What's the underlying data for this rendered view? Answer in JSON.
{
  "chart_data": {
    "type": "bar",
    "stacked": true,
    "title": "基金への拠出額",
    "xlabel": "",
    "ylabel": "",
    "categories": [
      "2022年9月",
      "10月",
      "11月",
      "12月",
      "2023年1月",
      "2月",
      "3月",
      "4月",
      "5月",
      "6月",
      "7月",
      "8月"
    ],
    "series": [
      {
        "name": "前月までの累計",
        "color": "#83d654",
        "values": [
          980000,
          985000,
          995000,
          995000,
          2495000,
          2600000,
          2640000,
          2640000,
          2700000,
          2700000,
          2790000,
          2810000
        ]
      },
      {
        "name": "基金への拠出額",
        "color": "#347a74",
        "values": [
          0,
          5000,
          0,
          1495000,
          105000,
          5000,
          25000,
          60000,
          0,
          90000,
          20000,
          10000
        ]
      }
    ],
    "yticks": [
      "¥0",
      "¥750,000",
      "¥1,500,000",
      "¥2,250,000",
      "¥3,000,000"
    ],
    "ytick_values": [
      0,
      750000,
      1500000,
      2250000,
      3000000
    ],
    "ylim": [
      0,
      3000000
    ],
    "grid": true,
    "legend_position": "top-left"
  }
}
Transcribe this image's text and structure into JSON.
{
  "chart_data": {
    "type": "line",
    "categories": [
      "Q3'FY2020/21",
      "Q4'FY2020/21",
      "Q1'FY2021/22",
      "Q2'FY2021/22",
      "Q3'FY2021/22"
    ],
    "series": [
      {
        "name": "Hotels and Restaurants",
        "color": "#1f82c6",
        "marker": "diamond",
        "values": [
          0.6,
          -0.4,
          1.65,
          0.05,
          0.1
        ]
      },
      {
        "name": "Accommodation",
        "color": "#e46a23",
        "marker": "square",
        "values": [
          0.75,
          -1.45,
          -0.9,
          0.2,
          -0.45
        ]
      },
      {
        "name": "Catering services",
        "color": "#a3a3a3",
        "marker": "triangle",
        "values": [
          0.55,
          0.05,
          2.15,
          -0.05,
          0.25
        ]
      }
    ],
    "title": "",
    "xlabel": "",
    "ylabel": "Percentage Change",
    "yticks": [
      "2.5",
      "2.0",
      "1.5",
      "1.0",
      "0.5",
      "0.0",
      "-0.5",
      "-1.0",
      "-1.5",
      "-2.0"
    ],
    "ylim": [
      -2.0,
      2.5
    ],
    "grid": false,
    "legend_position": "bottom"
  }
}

* * *

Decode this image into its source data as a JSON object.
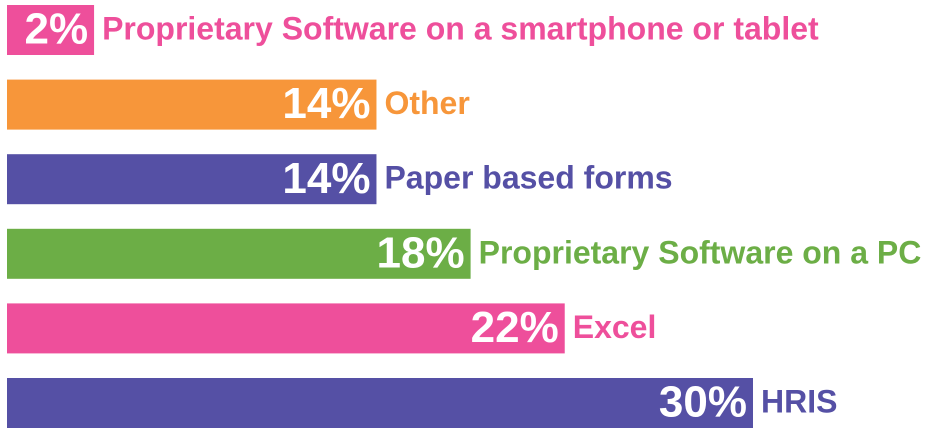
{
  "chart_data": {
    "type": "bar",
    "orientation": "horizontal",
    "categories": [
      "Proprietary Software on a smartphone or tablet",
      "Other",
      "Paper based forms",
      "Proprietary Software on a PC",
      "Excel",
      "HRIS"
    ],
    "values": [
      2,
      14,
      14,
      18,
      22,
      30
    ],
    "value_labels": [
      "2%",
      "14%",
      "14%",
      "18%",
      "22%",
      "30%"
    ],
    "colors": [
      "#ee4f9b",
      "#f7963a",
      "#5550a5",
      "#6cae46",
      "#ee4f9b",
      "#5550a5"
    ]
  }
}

--

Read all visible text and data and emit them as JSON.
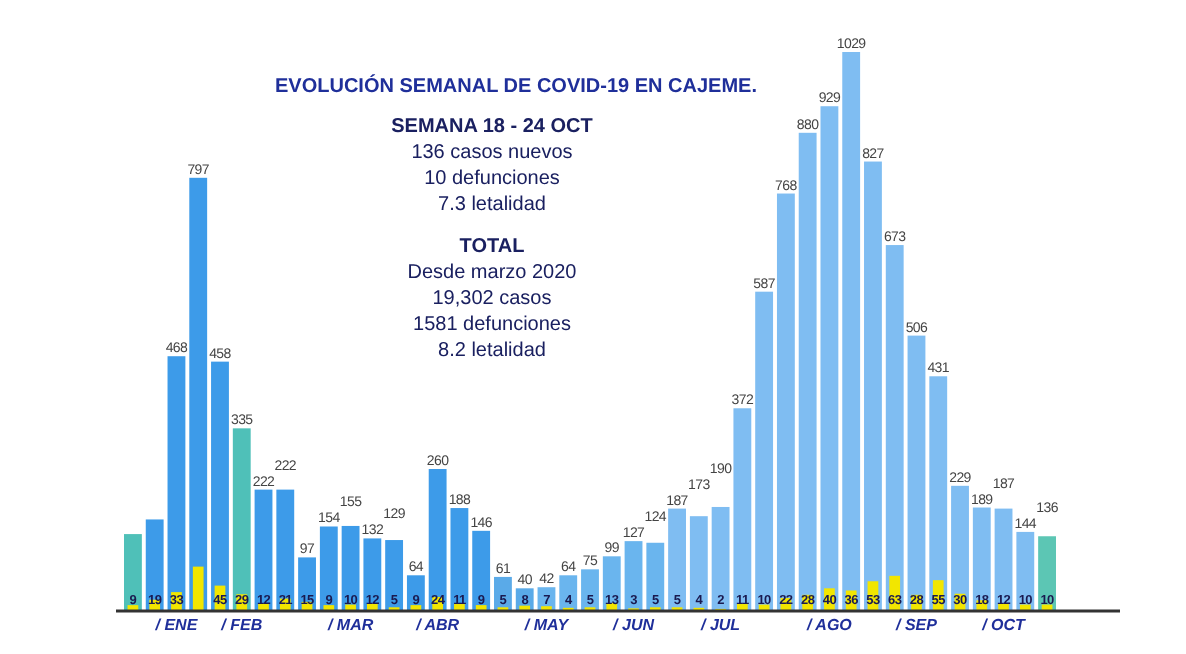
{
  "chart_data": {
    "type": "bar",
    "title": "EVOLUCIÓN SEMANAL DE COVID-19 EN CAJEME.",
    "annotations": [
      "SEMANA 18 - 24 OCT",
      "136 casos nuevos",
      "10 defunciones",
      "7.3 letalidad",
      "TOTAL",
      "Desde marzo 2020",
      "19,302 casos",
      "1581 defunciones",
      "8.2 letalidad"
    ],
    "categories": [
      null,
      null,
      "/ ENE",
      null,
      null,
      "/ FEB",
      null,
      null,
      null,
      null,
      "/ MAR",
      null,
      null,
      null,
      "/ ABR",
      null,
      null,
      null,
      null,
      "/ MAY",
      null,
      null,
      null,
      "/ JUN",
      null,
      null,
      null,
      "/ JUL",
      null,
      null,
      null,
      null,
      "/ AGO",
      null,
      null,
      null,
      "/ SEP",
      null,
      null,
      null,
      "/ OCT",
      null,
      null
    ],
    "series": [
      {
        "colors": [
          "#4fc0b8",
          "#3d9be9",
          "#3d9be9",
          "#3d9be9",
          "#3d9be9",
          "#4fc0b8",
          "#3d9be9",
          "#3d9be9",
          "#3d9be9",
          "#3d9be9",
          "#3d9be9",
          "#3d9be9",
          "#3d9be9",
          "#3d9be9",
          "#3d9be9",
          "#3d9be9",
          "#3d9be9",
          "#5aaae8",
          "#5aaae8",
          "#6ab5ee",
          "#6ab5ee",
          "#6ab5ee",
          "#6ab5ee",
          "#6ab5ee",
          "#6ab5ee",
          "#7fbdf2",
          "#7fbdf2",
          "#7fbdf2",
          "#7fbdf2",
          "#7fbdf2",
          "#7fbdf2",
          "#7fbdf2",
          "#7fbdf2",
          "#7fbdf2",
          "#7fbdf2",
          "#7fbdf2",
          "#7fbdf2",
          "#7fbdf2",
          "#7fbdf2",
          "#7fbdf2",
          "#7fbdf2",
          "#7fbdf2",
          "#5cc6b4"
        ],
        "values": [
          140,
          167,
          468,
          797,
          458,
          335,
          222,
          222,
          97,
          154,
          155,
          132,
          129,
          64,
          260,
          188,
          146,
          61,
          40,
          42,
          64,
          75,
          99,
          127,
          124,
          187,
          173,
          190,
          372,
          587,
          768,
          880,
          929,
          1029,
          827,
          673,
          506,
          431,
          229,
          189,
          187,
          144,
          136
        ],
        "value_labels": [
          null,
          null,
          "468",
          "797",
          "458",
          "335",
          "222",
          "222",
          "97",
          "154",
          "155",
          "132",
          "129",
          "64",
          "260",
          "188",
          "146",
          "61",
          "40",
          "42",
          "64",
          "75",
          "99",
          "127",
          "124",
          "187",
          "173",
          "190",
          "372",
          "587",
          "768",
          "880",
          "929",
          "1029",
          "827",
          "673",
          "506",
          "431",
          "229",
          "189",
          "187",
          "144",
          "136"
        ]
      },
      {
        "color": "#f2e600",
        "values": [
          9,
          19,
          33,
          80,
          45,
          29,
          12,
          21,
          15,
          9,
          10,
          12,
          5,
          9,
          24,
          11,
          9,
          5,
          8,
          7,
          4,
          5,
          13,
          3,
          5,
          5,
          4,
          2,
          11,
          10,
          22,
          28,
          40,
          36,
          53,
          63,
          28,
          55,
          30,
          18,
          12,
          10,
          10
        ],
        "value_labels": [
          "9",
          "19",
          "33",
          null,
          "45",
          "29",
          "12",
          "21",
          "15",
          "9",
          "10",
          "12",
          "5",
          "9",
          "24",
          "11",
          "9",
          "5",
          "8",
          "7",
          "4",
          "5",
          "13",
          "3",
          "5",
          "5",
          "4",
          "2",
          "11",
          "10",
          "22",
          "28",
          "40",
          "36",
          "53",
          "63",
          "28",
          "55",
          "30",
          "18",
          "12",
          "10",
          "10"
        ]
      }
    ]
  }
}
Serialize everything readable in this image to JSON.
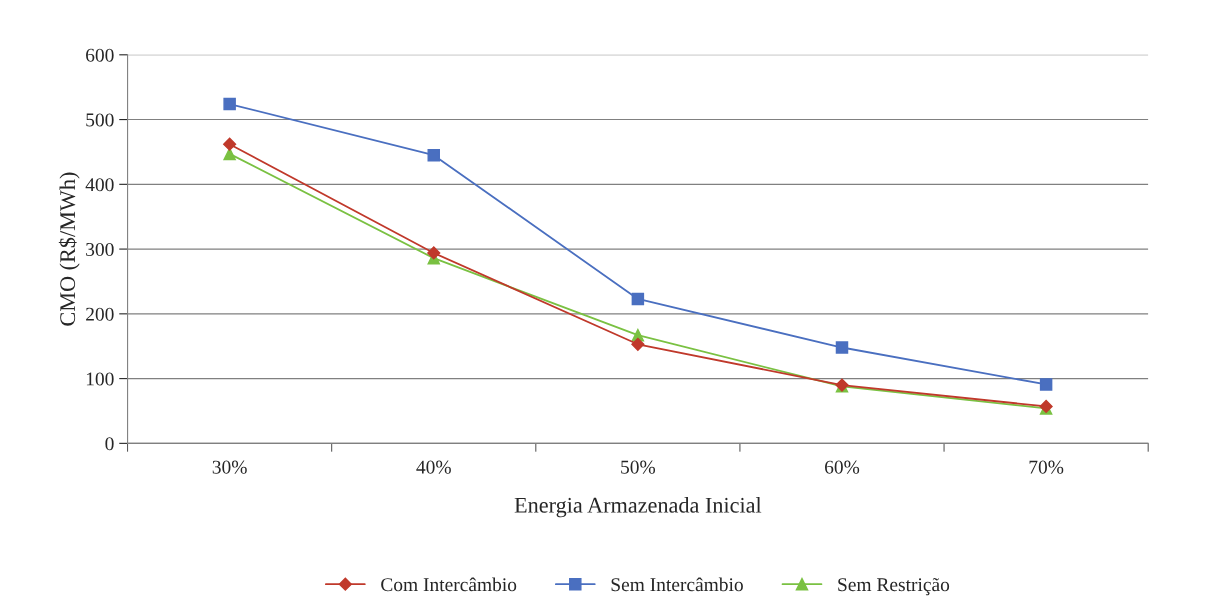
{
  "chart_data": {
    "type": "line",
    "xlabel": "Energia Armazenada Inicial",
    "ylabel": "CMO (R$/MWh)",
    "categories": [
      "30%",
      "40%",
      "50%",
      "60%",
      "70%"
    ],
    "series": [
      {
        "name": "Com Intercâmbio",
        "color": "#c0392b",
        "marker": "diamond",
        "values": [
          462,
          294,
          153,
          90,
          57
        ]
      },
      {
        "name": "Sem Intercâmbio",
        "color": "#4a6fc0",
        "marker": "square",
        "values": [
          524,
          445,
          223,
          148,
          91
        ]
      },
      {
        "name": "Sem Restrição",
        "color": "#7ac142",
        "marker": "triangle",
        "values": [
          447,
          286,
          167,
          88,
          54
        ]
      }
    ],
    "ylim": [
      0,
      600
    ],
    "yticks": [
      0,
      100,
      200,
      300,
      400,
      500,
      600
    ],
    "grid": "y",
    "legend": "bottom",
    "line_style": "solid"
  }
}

What you need to do
Look through the entries above and report each line where the string "name" occurs.

Result for this task
        "name": "前月までの累計",
        "name": "基金への拠出額",
        "name": "Hotels and Restaurants",
        "name": "Accommodation",
        "name": "Catering services",
        "name": "Com Intercâmbio",
        "name": "Sem Intercâmbio",
        "name": "Sem Restrição",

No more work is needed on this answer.